Records excerpted from a collection:
────

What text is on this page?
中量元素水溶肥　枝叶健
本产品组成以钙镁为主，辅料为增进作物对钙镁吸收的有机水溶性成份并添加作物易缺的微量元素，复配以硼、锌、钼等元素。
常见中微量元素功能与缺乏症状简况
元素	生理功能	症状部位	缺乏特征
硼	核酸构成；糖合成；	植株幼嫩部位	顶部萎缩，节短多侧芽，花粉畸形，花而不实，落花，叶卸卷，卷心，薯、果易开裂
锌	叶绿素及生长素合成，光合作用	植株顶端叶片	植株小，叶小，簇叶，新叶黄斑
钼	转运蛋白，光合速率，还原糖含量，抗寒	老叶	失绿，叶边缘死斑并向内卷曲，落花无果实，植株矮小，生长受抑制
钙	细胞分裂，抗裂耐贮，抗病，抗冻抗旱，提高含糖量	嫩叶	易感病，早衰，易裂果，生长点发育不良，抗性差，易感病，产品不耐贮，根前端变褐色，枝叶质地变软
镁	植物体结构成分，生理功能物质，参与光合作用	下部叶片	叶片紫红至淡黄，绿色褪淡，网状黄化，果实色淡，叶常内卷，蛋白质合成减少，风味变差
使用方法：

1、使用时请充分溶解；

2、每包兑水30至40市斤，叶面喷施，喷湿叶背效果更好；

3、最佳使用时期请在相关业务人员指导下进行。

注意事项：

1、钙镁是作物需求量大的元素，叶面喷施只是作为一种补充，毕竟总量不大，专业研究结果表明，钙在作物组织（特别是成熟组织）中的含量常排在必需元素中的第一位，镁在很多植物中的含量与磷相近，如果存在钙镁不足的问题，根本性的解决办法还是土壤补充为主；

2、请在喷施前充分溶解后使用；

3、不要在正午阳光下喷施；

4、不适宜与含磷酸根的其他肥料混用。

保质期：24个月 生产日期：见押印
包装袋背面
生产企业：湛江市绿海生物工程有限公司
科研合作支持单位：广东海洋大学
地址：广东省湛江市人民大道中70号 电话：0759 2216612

────

--- Problem details ---
Every record above should be copied exactly.

--- Final answer ---
What text is on this page?
中量元素水溶肥　枝叶健
本产品组成以钙镁为主，辅料为增进作物对钙镁吸收的有机水溶性成份并添加作物易缺的微量元素，复配以硼、锌、钼等元素。
常见中微量元素功能与缺乏症状简况
元素	生理功能	症状部位	缺乏特征
硼	核酸构成；糖合成；	植株幼嫩部位	顶部萎缩，节短多侧芽，花粉畸形，花而不实，落花，叶卸卷，卷心，薯、果易开裂
锌	叶绿素及生长素合成，光合作用	植株顶端叶片	植株小，叶小，簇叶，新叶黄斑
钼	转运蛋白，光合速率，还原糖含量，抗寒	老叶	失绿，叶边缘死斑并向内卷曲，落花无果实，植株矮小，生长受抑制
钙	细胞分裂，抗裂耐贮，抗病，抗冻抗旱，提高含糖量	嫩叶	易感病，早衰，易裂果，生长点发育不良，抗性差，易感病，产品不耐贮，根前端变褐色，枝叶质地变软
镁	植物体结构成分，生理功能物质，参与光合作用	下部叶片	叶片紫红至淡黄，绿色褪淡，网状黄化，果实色淡，叶常内卷，蛋白质合成减少，风味变差
使用方法：

1、使用时请充分溶解；

2、每包兑水30至40市斤，叶面喷施，喷湿叶背效果更好；

3、最佳使用时期请在相关业务人员指导下进行。

注意事项：

1、钙镁是作物需求量大的元素，叶面喷施只是作为一种补充，毕竟总量不大，专业研究结果表明，钙在作物组织（特别是成熟组织）中的含量常排在必需元素中的第一位，镁在很多植物中的含量与磷相近，如果存在钙镁不足的问题，根本性的解决办法还是土壤补充为主；

2、请在喷施前充分溶解后使用；

3、不要在正午阳光下喷施；

4、不适宜与含磷酸根的其他肥料混用。

保质期：24个月 生产日期：见押印
包装袋背面
生产企业：湛江市绿海生物工程有限公司
科研合作支持单位：广东海洋大学
地址：广东省湛江市人民大道中70号 电话：0759 2216612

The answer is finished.